Set task: Reproduce the material below line for line without changing anything, but leave out the pictures.

Listings of boxed layout items
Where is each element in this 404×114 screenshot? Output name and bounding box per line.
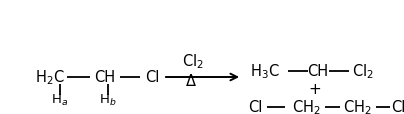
Text: Cl: Cl [145,70,159,85]
Text: Cl: Cl [391,100,404,114]
Text: H$_3$C: H$_3$C [250,62,280,81]
Text: +: + [309,82,321,97]
Text: H$_b$: H$_b$ [99,92,117,107]
Text: Cl$_2$: Cl$_2$ [352,62,374,81]
Text: Cl: Cl [248,100,262,114]
Text: H$_2$C: H$_2$C [35,68,65,87]
Text: Δ: Δ [186,74,196,89]
Text: CH: CH [307,64,328,79]
Text: CH: CH [95,70,116,85]
Text: Cl$_2$: Cl$_2$ [182,52,204,71]
Text: CH$_2$: CH$_2$ [292,98,320,114]
Text: H$_a$: H$_a$ [51,92,69,107]
Text: CH$_2$: CH$_2$ [343,98,371,114]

Problem solution:
Where is each element in this 404×114 screenshot? Output name and bounding box per line.
Text: Cl: Cl [145,70,159,85]
Text: Cl: Cl [391,100,404,114]
Text: H$_3$C: H$_3$C [250,62,280,81]
Text: +: + [309,82,321,97]
Text: H$_b$: H$_b$ [99,92,117,107]
Text: Cl$_2$: Cl$_2$ [352,62,374,81]
Text: Cl: Cl [248,100,262,114]
Text: H$_2$C: H$_2$C [35,68,65,87]
Text: Δ: Δ [186,74,196,89]
Text: CH: CH [307,64,328,79]
Text: CH: CH [95,70,116,85]
Text: Cl$_2$: Cl$_2$ [182,52,204,71]
Text: CH$_2$: CH$_2$ [292,98,320,114]
Text: H$_a$: H$_a$ [51,92,69,107]
Text: CH$_2$: CH$_2$ [343,98,371,114]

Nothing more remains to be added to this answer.